(Records excerpted from a collection)

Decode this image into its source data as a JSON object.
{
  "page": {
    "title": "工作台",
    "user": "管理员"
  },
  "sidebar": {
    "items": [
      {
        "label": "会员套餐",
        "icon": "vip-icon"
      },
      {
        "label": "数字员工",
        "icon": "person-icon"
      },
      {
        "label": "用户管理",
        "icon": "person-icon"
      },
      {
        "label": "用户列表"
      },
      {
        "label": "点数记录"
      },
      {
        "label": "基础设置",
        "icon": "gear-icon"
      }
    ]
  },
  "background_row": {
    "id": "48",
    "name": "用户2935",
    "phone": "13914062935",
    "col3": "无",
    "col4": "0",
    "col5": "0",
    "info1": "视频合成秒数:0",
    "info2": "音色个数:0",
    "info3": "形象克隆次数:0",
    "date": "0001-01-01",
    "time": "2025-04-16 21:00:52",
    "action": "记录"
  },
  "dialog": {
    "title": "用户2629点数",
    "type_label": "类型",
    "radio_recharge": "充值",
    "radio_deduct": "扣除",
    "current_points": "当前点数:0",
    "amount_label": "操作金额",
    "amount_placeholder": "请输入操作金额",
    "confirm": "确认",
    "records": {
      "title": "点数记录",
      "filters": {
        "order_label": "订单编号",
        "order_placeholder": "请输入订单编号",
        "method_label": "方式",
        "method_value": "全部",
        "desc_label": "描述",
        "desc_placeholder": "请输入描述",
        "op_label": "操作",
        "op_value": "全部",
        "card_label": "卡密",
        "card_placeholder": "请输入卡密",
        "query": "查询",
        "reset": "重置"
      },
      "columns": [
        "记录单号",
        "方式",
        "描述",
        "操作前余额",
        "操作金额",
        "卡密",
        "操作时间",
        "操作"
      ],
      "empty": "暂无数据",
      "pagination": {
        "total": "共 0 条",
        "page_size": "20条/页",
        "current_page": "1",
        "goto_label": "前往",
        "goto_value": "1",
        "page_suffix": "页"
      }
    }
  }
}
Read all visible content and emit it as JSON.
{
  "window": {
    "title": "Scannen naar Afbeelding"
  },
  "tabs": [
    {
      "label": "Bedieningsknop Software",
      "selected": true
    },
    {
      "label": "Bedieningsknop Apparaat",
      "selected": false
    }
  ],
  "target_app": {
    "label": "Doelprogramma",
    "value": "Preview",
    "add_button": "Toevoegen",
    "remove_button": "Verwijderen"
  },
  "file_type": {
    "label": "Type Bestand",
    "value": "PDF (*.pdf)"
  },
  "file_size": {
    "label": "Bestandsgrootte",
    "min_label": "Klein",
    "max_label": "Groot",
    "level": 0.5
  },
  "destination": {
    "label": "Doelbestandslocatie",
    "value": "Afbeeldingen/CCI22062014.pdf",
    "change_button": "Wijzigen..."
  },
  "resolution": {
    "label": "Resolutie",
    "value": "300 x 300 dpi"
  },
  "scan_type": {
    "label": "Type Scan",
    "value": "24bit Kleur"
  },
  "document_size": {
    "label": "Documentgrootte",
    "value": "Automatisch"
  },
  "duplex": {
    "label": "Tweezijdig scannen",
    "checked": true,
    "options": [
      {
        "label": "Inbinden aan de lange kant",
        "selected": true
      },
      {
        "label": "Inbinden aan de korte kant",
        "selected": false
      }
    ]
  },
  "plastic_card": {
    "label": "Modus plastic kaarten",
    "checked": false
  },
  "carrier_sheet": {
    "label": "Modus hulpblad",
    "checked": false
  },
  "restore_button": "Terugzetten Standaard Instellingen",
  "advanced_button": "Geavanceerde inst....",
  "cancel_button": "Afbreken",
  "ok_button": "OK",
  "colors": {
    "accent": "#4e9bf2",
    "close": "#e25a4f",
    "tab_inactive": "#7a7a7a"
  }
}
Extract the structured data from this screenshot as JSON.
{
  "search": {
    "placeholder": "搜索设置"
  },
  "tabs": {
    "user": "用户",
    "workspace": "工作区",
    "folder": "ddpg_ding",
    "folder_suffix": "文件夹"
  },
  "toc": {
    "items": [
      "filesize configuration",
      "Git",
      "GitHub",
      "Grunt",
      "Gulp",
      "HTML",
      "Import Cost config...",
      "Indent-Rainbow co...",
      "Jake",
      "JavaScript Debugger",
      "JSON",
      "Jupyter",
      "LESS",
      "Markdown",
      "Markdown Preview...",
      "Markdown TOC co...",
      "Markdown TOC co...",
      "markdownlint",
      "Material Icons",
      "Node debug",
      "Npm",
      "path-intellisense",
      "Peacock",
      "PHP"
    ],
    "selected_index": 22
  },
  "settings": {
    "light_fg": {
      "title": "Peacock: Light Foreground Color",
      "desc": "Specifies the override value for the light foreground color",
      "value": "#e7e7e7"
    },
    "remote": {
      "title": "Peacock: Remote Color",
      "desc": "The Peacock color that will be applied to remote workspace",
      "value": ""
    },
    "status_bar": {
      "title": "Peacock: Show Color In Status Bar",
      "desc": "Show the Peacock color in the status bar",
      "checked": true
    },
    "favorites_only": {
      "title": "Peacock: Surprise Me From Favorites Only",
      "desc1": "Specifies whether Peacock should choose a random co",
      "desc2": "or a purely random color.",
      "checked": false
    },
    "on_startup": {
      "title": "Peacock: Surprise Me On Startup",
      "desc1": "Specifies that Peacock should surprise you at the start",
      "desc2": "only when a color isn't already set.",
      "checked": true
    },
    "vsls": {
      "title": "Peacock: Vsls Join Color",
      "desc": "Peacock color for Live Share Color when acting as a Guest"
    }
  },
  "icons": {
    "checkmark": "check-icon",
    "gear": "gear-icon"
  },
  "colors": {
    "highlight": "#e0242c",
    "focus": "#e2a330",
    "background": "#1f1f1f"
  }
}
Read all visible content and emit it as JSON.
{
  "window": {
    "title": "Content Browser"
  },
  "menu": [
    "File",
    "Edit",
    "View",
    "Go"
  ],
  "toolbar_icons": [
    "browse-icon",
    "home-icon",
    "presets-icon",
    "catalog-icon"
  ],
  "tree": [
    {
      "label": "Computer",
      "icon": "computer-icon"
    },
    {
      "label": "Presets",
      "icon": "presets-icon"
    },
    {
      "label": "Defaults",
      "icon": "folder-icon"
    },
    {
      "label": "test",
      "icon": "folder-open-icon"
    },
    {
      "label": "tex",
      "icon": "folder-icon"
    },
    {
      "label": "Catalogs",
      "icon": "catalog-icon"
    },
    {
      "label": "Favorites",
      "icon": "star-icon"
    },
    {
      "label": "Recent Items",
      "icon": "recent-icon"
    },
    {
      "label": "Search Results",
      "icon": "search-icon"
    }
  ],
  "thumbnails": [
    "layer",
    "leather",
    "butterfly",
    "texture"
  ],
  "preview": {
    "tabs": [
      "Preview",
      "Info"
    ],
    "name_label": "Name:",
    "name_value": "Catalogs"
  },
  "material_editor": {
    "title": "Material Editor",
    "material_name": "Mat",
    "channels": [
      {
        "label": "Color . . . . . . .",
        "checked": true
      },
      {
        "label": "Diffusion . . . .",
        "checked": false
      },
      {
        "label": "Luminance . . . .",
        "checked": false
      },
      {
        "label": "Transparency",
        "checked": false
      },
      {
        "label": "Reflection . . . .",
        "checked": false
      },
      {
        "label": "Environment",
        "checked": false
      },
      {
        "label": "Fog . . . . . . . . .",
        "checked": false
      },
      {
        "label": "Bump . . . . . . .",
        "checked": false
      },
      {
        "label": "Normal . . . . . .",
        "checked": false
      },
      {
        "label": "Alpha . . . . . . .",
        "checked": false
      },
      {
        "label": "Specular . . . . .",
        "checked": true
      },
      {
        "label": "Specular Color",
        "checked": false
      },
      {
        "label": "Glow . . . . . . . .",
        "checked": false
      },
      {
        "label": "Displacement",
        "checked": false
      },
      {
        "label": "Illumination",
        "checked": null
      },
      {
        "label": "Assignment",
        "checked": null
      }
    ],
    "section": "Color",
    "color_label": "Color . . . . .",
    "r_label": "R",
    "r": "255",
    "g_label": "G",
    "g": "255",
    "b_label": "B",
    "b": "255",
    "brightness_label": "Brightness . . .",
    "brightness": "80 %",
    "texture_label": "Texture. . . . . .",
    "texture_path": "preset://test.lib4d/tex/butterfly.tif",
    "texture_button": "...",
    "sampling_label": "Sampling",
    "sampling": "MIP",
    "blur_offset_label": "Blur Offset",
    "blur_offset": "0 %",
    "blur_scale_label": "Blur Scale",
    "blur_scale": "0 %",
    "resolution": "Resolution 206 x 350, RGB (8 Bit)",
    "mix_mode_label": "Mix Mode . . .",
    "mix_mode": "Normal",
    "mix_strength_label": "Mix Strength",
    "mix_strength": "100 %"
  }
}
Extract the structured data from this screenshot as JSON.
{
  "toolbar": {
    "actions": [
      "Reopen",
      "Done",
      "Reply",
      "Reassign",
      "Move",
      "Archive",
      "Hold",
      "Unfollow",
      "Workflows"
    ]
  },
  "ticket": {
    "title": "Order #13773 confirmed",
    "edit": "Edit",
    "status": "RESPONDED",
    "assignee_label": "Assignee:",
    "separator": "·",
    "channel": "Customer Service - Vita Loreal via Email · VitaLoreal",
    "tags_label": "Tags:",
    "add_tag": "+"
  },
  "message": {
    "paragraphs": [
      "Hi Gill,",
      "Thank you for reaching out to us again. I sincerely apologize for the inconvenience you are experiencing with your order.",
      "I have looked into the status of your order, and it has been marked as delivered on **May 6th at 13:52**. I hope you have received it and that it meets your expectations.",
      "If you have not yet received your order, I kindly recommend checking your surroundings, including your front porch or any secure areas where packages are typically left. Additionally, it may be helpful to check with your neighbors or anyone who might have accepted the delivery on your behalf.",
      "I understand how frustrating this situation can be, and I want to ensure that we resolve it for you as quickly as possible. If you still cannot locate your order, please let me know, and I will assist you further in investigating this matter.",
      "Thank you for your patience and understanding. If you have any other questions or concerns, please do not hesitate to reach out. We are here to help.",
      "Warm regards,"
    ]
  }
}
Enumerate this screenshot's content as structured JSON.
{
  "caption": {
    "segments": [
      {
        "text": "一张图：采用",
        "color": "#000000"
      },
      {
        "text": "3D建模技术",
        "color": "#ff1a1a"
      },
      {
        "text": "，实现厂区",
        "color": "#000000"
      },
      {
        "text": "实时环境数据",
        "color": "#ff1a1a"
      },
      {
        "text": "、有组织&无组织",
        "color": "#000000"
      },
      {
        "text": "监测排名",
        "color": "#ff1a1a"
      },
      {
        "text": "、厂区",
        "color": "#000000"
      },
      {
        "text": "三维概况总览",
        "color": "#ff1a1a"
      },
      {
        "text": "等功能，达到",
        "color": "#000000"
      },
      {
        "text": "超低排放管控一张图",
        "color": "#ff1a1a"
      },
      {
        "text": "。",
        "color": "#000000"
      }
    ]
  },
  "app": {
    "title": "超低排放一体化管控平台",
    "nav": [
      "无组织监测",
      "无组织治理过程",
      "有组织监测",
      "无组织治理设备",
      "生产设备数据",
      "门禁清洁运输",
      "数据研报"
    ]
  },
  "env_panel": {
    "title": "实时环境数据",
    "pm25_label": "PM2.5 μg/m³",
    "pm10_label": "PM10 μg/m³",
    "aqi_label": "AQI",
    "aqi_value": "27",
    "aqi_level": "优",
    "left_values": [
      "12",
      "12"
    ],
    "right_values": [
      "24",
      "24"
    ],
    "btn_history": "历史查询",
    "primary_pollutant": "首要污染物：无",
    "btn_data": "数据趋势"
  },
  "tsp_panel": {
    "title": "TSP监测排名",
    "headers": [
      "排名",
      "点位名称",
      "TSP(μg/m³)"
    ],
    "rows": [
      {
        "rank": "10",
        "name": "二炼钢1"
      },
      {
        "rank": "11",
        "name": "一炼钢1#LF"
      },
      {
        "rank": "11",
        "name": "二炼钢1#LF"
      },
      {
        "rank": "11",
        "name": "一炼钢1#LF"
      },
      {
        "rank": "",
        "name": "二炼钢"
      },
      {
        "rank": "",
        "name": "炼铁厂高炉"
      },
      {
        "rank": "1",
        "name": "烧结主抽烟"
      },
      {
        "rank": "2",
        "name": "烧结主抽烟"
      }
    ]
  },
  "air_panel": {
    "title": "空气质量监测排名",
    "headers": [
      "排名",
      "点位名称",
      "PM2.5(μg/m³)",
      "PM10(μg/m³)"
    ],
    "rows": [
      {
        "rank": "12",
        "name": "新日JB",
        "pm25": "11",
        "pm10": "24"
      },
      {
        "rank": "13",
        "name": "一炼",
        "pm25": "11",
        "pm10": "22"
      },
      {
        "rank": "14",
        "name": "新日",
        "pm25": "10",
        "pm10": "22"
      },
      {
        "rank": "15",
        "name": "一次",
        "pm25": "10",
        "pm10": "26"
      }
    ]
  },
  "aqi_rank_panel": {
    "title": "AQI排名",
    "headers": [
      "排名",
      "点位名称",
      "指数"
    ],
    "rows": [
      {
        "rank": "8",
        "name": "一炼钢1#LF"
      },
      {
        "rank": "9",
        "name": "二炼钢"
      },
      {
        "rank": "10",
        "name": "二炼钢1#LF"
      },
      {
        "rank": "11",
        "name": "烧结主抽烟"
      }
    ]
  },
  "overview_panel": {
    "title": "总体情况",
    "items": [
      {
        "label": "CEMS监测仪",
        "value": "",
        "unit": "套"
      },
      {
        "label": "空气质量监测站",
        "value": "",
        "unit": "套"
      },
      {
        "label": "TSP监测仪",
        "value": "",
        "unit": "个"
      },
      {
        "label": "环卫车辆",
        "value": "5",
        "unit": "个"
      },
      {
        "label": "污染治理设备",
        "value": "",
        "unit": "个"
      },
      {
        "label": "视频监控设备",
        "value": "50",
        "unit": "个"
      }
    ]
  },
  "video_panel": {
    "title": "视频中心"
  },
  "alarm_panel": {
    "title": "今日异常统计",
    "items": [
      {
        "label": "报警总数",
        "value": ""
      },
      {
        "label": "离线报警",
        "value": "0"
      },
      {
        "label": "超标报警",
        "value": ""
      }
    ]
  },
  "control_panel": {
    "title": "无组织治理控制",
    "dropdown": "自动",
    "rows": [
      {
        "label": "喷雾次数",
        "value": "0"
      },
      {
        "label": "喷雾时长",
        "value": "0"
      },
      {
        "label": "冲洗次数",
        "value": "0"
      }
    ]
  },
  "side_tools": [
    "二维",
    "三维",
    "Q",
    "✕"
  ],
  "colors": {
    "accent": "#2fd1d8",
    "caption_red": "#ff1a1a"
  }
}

● Requirements:
Look through the entries above; copy each line where the string "Modus" appears.

● Output of the task:
    "label": "Modus plastic kaarten",
    "label": "Modus hulpblad",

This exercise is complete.